[Figure record listings]

****************************************

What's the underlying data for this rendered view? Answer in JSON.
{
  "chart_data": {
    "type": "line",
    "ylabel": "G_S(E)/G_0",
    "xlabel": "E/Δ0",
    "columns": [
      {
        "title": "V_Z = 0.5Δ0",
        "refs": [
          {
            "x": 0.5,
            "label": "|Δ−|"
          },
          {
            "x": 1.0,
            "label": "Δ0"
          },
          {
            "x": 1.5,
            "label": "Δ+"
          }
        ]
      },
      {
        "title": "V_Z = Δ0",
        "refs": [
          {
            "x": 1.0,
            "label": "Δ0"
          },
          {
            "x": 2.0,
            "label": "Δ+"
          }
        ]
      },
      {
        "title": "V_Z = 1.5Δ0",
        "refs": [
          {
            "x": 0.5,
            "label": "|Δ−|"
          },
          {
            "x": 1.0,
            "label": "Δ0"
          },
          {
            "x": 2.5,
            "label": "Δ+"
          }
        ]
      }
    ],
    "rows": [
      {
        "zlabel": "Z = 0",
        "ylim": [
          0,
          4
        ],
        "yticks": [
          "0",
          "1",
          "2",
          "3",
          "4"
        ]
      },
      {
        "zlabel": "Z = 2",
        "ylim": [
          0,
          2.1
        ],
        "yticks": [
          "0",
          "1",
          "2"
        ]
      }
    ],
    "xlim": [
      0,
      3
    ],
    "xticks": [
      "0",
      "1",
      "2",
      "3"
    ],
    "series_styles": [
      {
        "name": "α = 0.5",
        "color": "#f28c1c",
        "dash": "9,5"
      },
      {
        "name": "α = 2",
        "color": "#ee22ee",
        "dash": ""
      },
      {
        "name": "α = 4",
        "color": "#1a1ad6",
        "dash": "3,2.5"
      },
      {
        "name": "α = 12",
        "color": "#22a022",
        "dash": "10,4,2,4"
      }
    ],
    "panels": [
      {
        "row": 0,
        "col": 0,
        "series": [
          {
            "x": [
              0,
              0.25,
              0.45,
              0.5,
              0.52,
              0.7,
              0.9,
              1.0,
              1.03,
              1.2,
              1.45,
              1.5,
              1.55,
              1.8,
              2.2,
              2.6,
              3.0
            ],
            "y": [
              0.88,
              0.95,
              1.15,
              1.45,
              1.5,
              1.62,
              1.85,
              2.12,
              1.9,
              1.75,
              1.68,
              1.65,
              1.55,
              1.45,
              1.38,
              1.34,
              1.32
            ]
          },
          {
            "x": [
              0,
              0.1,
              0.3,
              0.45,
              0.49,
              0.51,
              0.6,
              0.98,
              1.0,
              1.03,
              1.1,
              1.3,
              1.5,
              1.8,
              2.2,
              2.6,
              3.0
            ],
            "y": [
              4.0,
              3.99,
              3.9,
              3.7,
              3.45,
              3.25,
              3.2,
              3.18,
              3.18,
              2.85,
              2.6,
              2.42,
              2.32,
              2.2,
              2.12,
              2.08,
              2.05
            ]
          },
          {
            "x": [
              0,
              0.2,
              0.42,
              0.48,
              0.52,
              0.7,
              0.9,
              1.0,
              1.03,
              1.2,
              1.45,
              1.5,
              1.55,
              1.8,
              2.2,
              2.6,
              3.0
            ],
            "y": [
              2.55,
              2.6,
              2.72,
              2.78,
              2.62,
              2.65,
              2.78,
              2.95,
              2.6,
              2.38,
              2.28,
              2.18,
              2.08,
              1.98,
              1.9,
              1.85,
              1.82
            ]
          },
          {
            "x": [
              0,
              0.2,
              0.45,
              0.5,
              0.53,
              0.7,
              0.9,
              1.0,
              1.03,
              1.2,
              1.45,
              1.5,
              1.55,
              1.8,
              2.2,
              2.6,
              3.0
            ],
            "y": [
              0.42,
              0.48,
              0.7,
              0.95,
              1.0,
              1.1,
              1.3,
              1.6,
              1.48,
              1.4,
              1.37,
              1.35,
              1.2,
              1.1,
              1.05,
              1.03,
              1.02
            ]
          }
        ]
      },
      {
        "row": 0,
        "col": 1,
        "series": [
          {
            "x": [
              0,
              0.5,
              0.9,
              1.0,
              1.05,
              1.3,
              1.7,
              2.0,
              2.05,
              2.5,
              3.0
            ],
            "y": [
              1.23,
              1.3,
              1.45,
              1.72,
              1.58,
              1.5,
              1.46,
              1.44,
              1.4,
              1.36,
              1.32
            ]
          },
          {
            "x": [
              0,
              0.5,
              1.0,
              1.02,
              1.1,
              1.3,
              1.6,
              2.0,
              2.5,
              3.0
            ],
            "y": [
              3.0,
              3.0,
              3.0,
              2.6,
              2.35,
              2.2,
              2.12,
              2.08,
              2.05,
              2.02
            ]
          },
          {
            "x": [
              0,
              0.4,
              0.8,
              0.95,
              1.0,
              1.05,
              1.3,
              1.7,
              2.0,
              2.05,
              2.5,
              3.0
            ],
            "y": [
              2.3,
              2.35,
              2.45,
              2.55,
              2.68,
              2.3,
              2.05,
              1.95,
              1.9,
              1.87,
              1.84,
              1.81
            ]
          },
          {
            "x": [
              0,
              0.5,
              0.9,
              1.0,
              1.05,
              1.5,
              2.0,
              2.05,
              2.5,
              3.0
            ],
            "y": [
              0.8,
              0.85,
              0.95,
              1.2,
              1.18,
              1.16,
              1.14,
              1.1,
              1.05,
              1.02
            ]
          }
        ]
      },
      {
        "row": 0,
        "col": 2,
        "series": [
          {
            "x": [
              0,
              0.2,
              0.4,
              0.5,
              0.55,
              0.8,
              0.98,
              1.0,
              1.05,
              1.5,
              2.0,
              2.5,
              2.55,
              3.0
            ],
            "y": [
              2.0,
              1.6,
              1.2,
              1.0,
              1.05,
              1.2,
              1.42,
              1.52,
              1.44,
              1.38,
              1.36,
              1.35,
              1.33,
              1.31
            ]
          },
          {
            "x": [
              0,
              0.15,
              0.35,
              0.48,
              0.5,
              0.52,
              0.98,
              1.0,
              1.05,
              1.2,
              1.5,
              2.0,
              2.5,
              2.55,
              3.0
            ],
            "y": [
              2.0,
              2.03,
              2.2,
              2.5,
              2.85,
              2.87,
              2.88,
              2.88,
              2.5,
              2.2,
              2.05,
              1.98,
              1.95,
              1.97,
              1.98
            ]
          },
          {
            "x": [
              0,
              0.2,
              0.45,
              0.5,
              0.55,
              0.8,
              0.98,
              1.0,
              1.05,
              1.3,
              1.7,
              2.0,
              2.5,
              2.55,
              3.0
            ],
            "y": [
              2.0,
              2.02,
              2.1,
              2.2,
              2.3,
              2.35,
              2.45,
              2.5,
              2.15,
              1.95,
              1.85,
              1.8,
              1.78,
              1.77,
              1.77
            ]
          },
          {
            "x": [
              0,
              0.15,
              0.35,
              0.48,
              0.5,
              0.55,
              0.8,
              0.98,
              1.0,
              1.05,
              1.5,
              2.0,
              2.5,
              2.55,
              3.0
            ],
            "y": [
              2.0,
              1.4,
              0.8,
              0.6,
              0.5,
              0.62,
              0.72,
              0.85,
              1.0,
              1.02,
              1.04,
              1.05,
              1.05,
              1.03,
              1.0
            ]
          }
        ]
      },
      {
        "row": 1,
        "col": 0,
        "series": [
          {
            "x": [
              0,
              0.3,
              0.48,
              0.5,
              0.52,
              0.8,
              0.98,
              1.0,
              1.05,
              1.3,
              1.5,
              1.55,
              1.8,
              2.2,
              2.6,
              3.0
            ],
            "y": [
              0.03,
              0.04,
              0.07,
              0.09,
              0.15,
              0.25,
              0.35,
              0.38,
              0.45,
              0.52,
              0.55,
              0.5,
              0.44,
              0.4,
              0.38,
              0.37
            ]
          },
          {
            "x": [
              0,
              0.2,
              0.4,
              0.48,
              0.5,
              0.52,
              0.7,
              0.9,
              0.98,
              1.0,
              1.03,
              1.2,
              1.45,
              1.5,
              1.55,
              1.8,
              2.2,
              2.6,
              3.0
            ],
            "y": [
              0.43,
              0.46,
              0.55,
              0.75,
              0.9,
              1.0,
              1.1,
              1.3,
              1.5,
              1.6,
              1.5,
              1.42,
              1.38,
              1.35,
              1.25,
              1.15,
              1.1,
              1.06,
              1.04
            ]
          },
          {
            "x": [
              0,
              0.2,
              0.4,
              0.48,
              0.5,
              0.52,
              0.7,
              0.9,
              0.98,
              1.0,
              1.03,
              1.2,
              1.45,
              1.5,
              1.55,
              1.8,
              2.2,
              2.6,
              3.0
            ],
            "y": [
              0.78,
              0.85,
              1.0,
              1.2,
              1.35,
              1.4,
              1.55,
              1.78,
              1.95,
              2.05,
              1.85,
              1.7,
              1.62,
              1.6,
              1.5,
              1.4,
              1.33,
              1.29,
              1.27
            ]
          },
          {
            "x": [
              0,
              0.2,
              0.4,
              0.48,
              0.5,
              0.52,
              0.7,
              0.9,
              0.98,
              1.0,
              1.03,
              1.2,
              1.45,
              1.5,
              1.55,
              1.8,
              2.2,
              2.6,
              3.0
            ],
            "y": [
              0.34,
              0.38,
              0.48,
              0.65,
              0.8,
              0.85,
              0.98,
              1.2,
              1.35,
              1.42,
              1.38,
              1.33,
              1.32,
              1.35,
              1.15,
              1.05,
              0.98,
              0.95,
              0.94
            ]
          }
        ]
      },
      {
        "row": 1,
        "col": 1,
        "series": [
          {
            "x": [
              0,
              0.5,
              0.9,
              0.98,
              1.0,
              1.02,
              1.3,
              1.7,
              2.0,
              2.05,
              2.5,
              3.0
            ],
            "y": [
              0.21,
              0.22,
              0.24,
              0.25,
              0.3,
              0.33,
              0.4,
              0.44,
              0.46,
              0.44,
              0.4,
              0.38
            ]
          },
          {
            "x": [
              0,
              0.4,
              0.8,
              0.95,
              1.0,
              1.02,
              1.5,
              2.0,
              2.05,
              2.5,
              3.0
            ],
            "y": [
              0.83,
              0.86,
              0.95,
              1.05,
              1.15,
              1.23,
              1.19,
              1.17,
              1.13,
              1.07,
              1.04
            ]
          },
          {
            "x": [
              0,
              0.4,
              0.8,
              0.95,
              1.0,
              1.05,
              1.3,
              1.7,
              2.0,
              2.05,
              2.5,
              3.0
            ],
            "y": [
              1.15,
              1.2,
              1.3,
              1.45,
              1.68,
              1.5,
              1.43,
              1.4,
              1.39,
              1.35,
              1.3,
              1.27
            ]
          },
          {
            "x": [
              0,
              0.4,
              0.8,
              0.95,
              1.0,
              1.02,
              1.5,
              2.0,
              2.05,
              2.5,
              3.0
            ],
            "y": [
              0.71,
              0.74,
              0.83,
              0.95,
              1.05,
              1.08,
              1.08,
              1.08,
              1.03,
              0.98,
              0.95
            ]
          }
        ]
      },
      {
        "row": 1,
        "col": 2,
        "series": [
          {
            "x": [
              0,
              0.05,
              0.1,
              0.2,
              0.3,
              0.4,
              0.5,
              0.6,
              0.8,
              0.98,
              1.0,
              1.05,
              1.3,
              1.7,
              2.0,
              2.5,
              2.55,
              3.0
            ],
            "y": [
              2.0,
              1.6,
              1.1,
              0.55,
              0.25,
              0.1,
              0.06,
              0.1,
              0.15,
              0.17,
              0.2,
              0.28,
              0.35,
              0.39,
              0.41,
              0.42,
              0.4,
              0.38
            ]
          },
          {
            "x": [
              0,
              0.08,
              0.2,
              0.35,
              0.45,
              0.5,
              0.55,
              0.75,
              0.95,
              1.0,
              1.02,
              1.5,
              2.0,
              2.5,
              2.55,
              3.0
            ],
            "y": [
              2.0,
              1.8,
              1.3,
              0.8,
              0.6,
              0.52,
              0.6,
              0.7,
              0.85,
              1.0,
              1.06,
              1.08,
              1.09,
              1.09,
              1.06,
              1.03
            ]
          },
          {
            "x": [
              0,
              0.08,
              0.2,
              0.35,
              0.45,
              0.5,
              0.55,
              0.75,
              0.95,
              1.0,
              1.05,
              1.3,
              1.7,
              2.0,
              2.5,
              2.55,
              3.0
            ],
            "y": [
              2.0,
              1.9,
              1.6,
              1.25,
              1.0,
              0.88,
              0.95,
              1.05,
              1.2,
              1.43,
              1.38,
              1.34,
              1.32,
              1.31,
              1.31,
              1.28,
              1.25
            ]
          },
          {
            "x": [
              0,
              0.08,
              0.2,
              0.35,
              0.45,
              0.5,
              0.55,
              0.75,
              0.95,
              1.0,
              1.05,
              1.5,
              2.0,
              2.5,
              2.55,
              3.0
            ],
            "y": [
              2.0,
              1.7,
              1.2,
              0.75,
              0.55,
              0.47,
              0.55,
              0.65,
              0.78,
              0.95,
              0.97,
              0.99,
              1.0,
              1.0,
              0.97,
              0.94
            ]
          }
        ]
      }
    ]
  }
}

****************************************

#### YOUR OBJECTIVE:
Look for "title" and pull out every line that has it.

#### EXERCISE RESPONSE:
        "title": "V_Z = 0.5Δ0",
        "title": "V_Z = Δ0",
        "title": "V_Z = 1.5Δ0",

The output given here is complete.